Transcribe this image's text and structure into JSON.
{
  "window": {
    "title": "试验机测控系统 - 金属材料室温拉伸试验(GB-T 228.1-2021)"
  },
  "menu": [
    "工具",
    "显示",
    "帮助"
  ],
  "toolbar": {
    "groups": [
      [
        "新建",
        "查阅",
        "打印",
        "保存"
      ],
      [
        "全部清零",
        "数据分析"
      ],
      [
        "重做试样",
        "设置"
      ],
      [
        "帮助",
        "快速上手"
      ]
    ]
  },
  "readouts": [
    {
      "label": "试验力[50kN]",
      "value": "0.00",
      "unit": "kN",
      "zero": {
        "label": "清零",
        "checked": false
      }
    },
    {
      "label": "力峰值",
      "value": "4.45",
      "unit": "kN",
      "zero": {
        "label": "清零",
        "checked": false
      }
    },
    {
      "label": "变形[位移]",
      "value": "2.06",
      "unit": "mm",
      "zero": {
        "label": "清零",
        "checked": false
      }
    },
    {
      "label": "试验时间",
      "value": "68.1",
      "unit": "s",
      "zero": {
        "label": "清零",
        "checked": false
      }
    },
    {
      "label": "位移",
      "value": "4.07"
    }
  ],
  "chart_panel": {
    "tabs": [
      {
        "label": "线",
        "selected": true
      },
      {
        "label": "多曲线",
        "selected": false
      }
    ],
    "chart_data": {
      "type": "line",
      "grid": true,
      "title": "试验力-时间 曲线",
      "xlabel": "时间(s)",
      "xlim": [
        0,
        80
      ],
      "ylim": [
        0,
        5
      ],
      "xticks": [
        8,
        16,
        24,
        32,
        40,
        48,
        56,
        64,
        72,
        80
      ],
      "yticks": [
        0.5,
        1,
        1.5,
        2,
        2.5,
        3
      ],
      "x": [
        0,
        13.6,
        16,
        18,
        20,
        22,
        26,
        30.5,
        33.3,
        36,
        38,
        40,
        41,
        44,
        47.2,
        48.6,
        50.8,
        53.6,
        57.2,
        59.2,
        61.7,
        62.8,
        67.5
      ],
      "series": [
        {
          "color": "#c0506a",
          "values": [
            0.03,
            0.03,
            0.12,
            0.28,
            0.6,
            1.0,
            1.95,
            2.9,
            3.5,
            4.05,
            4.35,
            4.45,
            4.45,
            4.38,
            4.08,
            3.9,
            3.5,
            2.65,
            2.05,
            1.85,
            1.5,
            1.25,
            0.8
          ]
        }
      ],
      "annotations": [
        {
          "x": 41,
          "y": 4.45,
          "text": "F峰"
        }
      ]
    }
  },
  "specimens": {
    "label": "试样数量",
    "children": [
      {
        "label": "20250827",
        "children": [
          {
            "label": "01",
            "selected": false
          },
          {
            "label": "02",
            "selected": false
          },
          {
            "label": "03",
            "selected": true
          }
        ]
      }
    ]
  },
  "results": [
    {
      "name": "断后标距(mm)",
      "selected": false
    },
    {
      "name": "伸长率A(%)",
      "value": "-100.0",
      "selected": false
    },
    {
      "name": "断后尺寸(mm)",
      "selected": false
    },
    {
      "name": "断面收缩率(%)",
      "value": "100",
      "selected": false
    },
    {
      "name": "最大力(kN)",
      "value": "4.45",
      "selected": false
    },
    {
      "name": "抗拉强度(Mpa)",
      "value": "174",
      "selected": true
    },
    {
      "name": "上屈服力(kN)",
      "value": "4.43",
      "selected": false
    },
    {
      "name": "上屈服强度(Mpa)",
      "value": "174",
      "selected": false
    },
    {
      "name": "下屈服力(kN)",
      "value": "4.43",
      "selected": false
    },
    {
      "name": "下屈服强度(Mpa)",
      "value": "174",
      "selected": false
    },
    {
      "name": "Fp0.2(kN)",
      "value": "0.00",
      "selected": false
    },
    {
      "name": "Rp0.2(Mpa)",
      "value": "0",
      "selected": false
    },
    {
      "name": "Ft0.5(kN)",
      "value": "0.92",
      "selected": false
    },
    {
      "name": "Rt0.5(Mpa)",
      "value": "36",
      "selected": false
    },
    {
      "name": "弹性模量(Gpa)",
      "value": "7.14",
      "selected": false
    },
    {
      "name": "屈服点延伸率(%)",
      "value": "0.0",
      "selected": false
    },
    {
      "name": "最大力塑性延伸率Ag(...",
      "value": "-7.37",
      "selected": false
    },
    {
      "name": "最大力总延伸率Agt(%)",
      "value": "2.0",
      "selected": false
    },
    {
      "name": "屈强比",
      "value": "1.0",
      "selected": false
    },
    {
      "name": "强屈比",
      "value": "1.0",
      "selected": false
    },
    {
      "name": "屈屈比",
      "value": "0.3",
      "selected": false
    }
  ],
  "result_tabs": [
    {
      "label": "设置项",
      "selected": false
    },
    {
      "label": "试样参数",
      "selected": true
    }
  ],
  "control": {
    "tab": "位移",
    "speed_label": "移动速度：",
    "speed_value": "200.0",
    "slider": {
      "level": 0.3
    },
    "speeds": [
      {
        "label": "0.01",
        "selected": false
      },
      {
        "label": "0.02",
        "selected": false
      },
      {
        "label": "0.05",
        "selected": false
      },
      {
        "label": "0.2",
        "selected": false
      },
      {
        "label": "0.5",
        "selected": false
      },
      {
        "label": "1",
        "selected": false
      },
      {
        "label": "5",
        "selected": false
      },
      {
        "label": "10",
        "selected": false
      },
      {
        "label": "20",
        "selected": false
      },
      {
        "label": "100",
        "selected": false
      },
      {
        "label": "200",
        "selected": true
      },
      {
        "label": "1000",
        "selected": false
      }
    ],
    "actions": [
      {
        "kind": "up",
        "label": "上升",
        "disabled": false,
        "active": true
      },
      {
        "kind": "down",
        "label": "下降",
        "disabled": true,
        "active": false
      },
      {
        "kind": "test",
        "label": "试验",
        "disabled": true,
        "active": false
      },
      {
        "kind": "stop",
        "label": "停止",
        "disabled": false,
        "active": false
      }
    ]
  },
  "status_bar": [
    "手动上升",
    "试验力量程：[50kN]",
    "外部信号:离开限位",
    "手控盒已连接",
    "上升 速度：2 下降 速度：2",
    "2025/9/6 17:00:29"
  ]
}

• • • •

Identify each line holding the string "text", and copy it out.

* [Worked answer]
Transcribe this image's text and structure into JSON.
          "text": "F峰"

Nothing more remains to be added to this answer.